►
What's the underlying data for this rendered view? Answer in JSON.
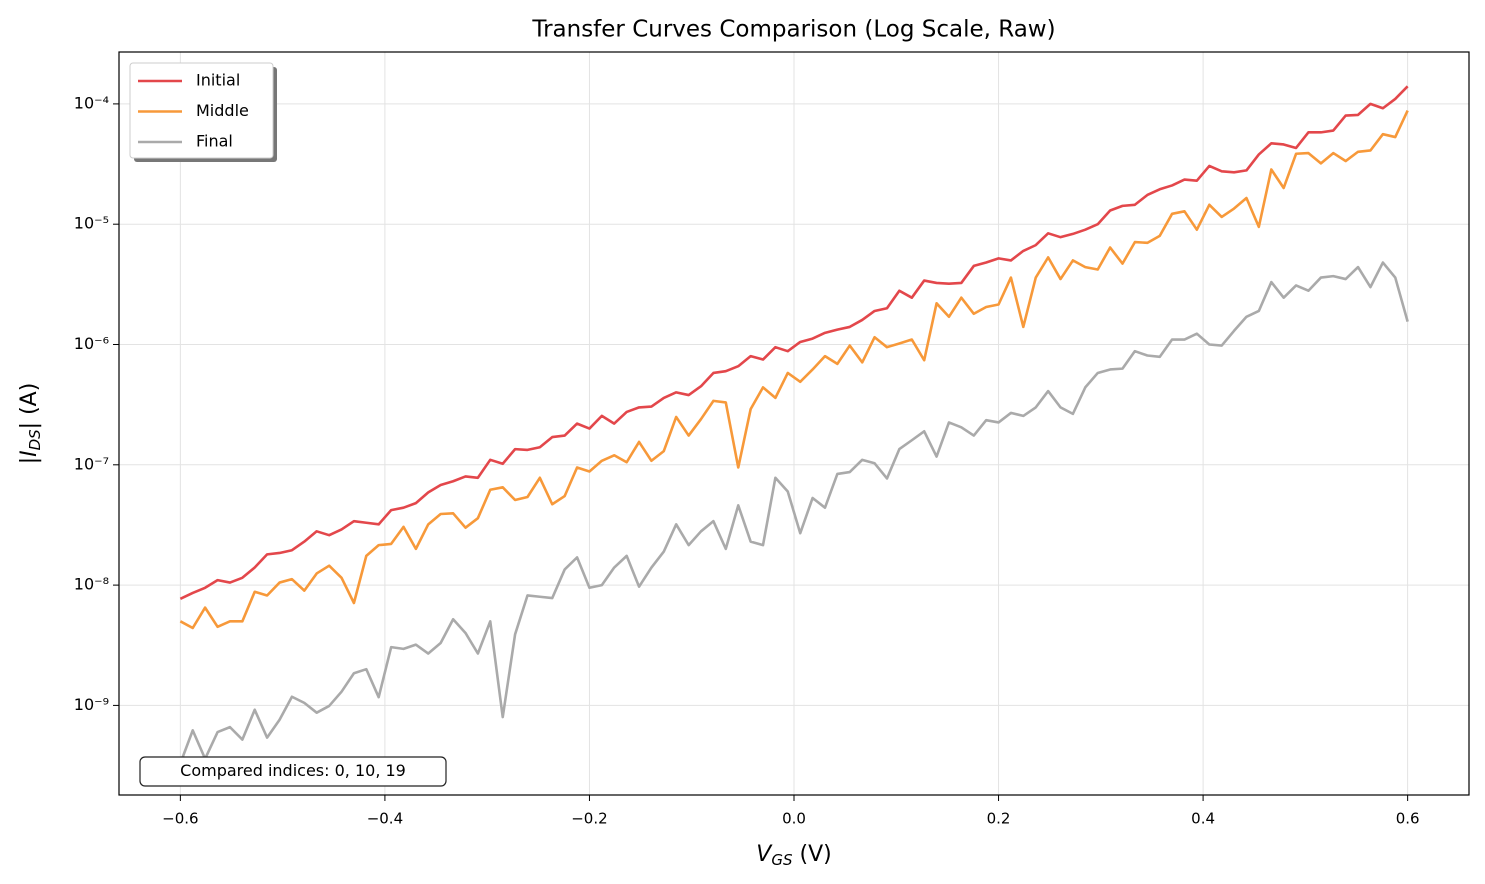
{
  "chart_data": {
    "type": "line",
    "title": "Transfer Curves Comparison (Log Scale, Raw)",
    "xlabel": {
      "main": "V",
      "sub": "GS",
      "rest": " (V)"
    },
    "ylabel": {
      "main": "|I",
      "sub": "DS",
      "rest": "| (A)"
    },
    "annotation": "Compared indices: 0, 10, 19",
    "log_y": true,
    "grid": true,
    "legend": "upper left",
    "xlim": [
      -0.66,
      0.66
    ],
    "ylim": [
      1.8e-10,
      0.00027
    ],
    "xticks": [
      {
        "value": -0.6,
        "label": "−0.6"
      },
      {
        "value": -0.4,
        "label": "−0.4"
      },
      {
        "value": -0.2,
        "label": "−0.2"
      },
      {
        "value": 0,
        "label": "0.0"
      },
      0.2,
      0.4,
      0.6
    ],
    "yticks": [
      {
        "value": 1e-09,
        "label": "10⁻⁹"
      },
      {
        "value": 1e-08,
        "label": "10⁻⁸"
      },
      {
        "value": 1e-07,
        "label": "10⁻⁷"
      },
      {
        "value": 1e-06,
        "label": "10⁻⁶"
      },
      {
        "value": 1e-05,
        "label": "10⁻⁵"
      },
      {
        "value": 0.0001,
        "label": "10⁻⁴"
      }
    ],
    "x": [
      -0.6,
      -0.5879,
      -0.5758,
      -0.5636,
      -0.5515,
      -0.5394,
      -0.5273,
      -0.5152,
      -0.503,
      -0.4909,
      -0.4788,
      -0.4667,
      -0.4545,
      -0.4424,
      -0.4303,
      -0.4182,
      -0.4061,
      -0.3939,
      -0.3818,
      -0.3697,
      -0.3576,
      -0.3455,
      -0.3333,
      -0.3212,
      -0.3091,
      -0.297,
      -0.2848,
      -0.2727,
      -0.2606,
      -0.2485,
      -0.2364,
      -0.2242,
      -0.2121,
      -0.2,
      -0.1879,
      -0.1758,
      -0.1636,
      -0.1515,
      -0.1394,
      -0.1273,
      -0.1152,
      -0.103,
      -0.0909,
      -0.0788,
      -0.0667,
      -0.0545,
      -0.0424,
      -0.0303,
      -0.0182,
      -0.0061,
      0.0061,
      0.0182,
      0.0303,
      0.0424,
      0.0545,
      0.0667,
      0.0788,
      0.0909,
      0.103,
      0.1152,
      0.1273,
      0.1394,
      0.1515,
      0.1636,
      0.1758,
      0.1879,
      0.2,
      0.2121,
      0.2242,
      0.2364,
      0.2485,
      0.2606,
      0.2727,
      0.2848,
      0.297,
      0.3091,
      0.3212,
      0.3333,
      0.3455,
      0.3576,
      0.3697,
      0.3818,
      0.3939,
      0.4061,
      0.4182,
      0.4303,
      0.4424,
      0.4545,
      0.4667,
      0.4788,
      0.4909,
      0.503,
      0.5152,
      0.5273,
      0.5394,
      0.5515,
      0.5636,
      0.5758,
      0.5879,
      0.6
    ],
    "series": [
      {
        "name": "Initial",
        "color": "#e3474b",
        "values": [
          7.7e-09,
          8.6e-09,
          9.5e-09,
          1.1e-08,
          1.05e-08,
          1.15e-08,
          1.4e-08,
          1.8e-08,
          1.85e-08,
          1.95e-08,
          2.3e-08,
          2.8e-08,
          2.6e-08,
          2.9e-08,
          3.4e-08,
          3.3e-08,
          3.2e-08,
          4.2e-08,
          4.4e-08,
          4.8e-08,
          5.9e-08,
          6.8e-08,
          7.3e-08,
          8e-08,
          7.8e-08,
          1.1e-07,
          1.02e-07,
          1.35e-07,
          1.33e-07,
          1.4e-07,
          1.7e-07,
          1.75e-07,
          2.2e-07,
          2e-07,
          2.55e-07,
          2.2e-07,
          2.75e-07,
          3e-07,
          3.05e-07,
          3.6e-07,
          4e-07,
          3.8e-07,
          4.5e-07,
          5.8e-07,
          6e-07,
          6.6e-07,
          8e-07,
          7.5e-07,
          9.5e-07,
          8.8e-07,
          1.05e-06,
          1.12e-06,
          1.25e-06,
          1.33e-06,
          1.4e-06,
          1.6e-06,
          1.9e-06,
          2e-06,
          2.8e-06,
          2.45e-06,
          3.4e-06,
          3.25e-06,
          3.2e-06,
          3.25e-06,
          4.5e-06,
          4.8e-06,
          5.2e-06,
          5e-06,
          6e-06,
          6.7e-06,
          8.4e-06,
          7.8e-06,
          8.3e-06,
          9e-06,
          1e-05,
          1.3e-05,
          1.42e-05,
          1.45e-05,
          1.75e-05,
          1.95e-05,
          2.1e-05,
          2.35e-05,
          2.3e-05,
          3.05e-05,
          2.75e-05,
          2.7e-05,
          2.8e-05,
          3.8e-05,
          4.7e-05,
          4.6e-05,
          4.3e-05,
          5.8e-05,
          5.8e-05,
          6e-05,
          8e-05,
          8.1e-05,
          0.0001,
          9.2e-05,
          0.00011,
          0.00014
        ]
      },
      {
        "name": "Middle",
        "color": "#f7993a",
        "values": [
          5e-09,
          4.4e-09,
          6.5e-09,
          4.5e-09,
          5e-09,
          5e-09,
          8.8e-09,
          8.2e-09,
          1.05e-08,
          1.12e-08,
          9e-09,
          1.25e-08,
          1.45e-08,
          1.15e-08,
          7.1e-09,
          1.75e-08,
          2.15e-08,
          2.2e-08,
          3.05e-08,
          2e-08,
          3.2e-08,
          3.9e-08,
          3.95e-08,
          3e-08,
          3.6e-08,
          6.2e-08,
          6.5e-08,
          5.1e-08,
          5.4e-08,
          7.8e-08,
          4.7e-08,
          5.5e-08,
          9.5e-08,
          8.8e-08,
          1.08e-07,
          1.2e-07,
          1.05e-07,
          1.55e-07,
          1.08e-07,
          1.3e-07,
          2.5e-07,
          1.75e-07,
          2.4e-07,
          3.4e-07,
          3.3e-07,
          9.5e-08,
          2.9e-07,
          4.4e-07,
          3.6e-07,
          5.8e-07,
          4.9e-07,
          6.2e-07,
          8e-07,
          6.9e-07,
          9.8e-07,
          7.1e-07,
          1.15e-06,
          9.5e-07,
          1.02e-06,
          1.1e-06,
          7.4e-07,
          2.2e-06,
          1.7e-06,
          2.45e-06,
          1.8e-06,
          2.05e-06,
          2.15e-06,
          3.6e-06,
          1.4e-06,
          3.6e-06,
          5.3e-06,
          3.5e-06,
          5e-06,
          4.4e-06,
          4.2e-06,
          6.4e-06,
          4.7e-06,
          7.1e-06,
          7e-06,
          8e-06,
          1.22e-05,
          1.28e-05,
          9e-06,
          1.45e-05,
          1.15e-05,
          1.35e-05,
          1.65e-05,
          9.5e-06,
          2.85e-05,
          2e-05,
          3.85e-05,
          3.9e-05,
          3.2e-05,
          3.9e-05,
          3.35e-05,
          4e-05,
          4.1e-05,
          5.6e-05,
          5.3e-05,
          8.8e-05
        ]
      },
      {
        "name": "Final",
        "color": "#aaaaaa",
        "values": [
          3.3e-10,
          6.2e-10,
          3.6e-10,
          6e-10,
          6.6e-10,
          5.2e-10,
          9.2e-10,
          5.4e-10,
          7.6e-10,
          1.18e-09,
          1.05e-09,
          8.7e-10,
          9.9e-10,
          1.3e-09,
          1.85e-09,
          2e-09,
          1.17e-09,
          3.05e-09,
          2.95e-09,
          3.2e-09,
          2.7e-09,
          3.3e-09,
          5.2e-09,
          4e-09,
          2.7e-09,
          5e-09,
          8e-10,
          3.9e-09,
          8.2e-09,
          8e-09,
          7.8e-09,
          1.35e-08,
          1.7e-08,
          9.5e-09,
          1e-08,
          1.4e-08,
          1.75e-08,
          9.7e-09,
          1.4e-08,
          1.9e-08,
          3.2e-08,
          2.15e-08,
          2.8e-08,
          3.4e-08,
          2e-08,
          4.6e-08,
          2.3e-08,
          2.15e-08,
          7.8e-08,
          6e-08,
          2.7e-08,
          5.3e-08,
          4.4e-08,
          8.4e-08,
          8.7e-08,
          1.1e-07,
          1.03e-07,
          7.7e-08,
          1.35e-07,
          1.6e-07,
          1.9e-07,
          1.17e-07,
          2.25e-07,
          2.05e-07,
          1.75e-07,
          2.35e-07,
          2.25e-07,
          2.7e-07,
          2.55e-07,
          3e-07,
          4.1e-07,
          3e-07,
          2.65e-07,
          4.4e-07,
          5.8e-07,
          6.2e-07,
          6.3e-07,
          8.8e-07,
          8.1e-07,
          7.9e-07,
          1.1e-06,
          1.1e-06,
          1.23e-06,
          1e-06,
          9.8e-07,
          1.3e-06,
          1.7e-06,
          1.9e-06,
          3.3e-06,
          2.45e-06,
          3.1e-06,
          2.8e-06,
          3.6e-06,
          3.7e-06,
          3.5e-06,
          4.4e-06,
          3e-06,
          4.8e-06,
          3.6e-06,
          1.55e-06
        ]
      }
    ]
  }
}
◄
» Your instructions
Give only the number of lines in the entries above that hold the string "name".

» Answer to the problem
3